[Saved data entries]
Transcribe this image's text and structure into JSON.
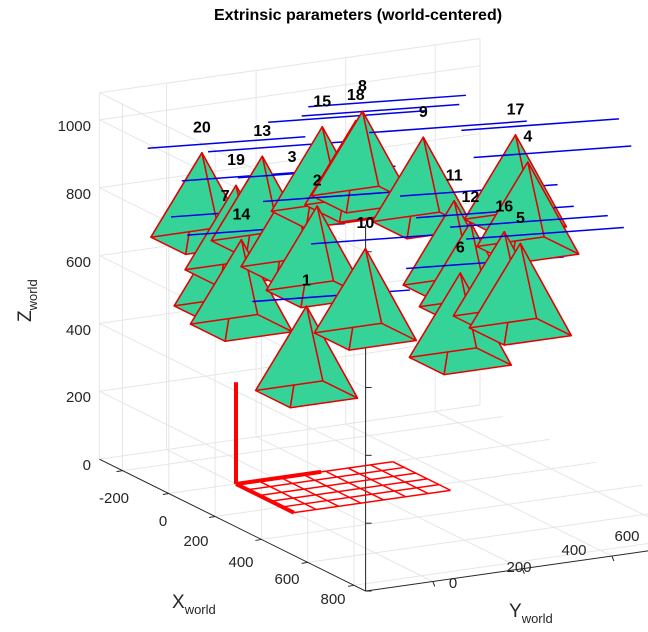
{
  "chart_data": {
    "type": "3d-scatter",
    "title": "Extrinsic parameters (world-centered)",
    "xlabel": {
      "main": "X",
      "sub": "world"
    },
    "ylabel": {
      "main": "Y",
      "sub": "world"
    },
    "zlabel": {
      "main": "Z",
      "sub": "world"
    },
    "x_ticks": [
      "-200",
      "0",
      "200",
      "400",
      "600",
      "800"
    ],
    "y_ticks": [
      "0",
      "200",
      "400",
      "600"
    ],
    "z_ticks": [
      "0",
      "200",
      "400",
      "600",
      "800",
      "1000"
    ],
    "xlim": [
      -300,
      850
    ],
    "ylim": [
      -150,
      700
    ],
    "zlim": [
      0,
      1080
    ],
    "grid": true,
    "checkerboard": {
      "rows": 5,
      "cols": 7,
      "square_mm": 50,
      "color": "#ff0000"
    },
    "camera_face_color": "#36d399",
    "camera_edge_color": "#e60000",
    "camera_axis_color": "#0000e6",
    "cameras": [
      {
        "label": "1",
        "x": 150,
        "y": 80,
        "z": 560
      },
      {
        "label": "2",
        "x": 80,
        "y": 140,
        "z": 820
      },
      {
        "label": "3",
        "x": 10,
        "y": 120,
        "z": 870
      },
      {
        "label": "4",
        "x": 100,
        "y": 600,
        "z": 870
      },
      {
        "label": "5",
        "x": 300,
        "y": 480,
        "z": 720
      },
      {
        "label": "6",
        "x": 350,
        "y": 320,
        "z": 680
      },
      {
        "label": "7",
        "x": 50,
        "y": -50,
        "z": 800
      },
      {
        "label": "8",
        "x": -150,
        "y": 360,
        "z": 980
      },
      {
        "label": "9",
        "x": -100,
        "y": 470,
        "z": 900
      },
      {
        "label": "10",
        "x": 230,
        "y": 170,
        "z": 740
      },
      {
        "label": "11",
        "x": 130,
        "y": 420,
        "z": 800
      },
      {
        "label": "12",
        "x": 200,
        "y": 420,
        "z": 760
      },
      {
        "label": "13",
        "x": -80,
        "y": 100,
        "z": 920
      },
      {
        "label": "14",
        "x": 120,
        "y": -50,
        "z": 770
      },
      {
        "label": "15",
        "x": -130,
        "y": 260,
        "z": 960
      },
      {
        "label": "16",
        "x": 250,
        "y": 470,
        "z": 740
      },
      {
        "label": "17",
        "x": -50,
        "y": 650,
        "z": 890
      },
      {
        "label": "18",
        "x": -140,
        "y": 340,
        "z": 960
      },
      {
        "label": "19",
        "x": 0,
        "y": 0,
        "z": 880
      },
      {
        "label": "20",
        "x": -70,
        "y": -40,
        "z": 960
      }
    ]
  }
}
---
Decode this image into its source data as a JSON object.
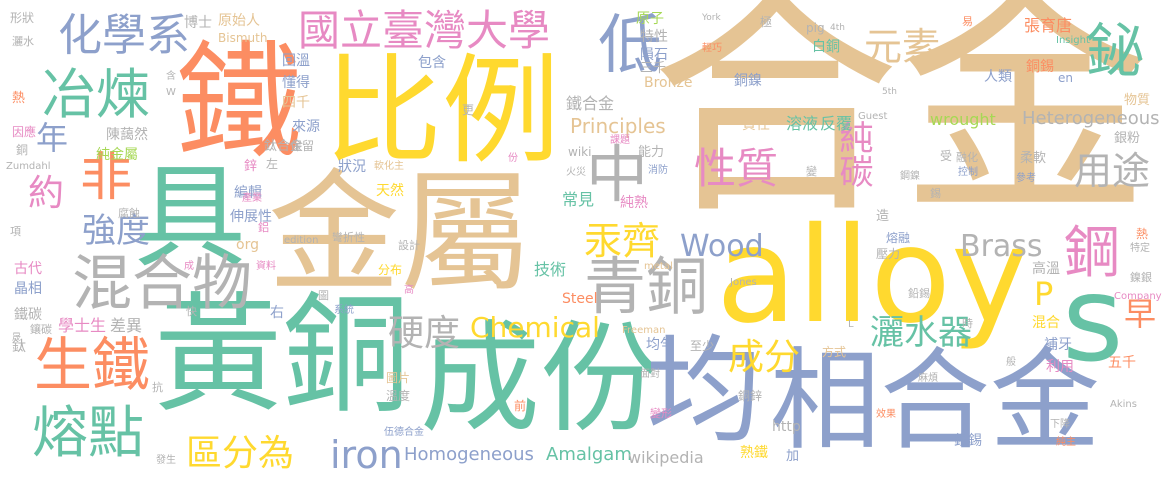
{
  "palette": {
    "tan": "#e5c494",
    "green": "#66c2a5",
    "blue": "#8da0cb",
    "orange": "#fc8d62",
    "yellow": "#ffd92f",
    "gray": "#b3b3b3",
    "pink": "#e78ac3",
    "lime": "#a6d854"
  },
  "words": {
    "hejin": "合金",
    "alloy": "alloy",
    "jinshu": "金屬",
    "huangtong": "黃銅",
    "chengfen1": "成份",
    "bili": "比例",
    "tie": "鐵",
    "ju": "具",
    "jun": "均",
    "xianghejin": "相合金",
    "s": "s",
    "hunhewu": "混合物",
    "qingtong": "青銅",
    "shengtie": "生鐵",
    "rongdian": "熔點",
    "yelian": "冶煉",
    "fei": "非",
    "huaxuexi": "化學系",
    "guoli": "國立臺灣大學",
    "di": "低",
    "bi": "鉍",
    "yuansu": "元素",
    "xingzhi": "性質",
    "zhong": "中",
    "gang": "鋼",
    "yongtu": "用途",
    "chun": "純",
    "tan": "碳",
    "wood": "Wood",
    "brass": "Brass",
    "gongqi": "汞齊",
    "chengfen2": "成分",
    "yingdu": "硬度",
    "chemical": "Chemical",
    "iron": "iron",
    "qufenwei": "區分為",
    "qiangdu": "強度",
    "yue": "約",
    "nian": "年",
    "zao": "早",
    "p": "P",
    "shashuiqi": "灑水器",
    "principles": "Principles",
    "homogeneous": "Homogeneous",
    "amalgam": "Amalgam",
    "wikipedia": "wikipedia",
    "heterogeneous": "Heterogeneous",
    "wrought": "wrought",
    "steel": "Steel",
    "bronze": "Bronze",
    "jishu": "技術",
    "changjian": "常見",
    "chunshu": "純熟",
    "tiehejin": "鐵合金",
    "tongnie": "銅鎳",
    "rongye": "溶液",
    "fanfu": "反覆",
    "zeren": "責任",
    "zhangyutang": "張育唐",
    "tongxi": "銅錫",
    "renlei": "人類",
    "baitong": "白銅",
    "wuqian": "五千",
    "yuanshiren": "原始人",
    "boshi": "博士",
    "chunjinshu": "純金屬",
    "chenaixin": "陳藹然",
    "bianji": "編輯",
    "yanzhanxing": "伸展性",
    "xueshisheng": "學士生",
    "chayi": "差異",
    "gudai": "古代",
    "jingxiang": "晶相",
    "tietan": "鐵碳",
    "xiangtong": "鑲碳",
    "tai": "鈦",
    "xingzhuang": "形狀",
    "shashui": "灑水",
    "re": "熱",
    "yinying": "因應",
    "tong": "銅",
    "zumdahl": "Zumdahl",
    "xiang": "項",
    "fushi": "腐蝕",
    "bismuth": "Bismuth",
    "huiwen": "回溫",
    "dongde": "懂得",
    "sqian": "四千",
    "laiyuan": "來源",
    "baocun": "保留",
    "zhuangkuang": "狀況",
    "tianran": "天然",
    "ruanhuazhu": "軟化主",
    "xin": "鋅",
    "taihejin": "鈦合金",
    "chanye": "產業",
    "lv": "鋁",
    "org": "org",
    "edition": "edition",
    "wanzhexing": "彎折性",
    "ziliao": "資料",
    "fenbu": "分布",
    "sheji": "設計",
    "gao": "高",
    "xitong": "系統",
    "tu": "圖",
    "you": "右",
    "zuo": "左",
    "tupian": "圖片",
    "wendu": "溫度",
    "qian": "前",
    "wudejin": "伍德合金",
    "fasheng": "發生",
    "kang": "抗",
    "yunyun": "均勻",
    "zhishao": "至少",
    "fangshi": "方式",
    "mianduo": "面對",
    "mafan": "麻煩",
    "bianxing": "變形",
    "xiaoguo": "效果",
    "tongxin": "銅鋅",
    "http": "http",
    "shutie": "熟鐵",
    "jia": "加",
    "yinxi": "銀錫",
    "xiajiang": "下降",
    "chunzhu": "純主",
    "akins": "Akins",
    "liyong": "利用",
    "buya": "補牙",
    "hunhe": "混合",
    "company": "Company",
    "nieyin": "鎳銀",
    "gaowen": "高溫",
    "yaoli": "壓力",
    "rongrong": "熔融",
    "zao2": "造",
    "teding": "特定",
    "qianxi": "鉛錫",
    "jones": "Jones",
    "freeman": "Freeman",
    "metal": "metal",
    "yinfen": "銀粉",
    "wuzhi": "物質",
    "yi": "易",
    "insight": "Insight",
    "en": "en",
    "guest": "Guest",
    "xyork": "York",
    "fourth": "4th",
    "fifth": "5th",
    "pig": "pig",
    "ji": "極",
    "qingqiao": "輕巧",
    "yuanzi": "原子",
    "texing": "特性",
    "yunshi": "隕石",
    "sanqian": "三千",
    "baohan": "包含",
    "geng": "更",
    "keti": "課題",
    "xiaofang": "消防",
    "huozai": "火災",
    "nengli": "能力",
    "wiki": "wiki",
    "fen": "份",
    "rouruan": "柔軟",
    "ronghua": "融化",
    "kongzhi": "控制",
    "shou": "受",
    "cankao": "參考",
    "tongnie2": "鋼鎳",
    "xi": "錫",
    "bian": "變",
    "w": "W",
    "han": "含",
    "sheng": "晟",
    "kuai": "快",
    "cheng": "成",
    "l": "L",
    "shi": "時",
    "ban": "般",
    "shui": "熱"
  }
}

_TASK DESCRIPTION_
Spot every line that holds "into" and copy it.

_RESULT OF THE TASK_
Transcribe this image's text and structure into JSON.
Decode this image into its source data as a JSON object.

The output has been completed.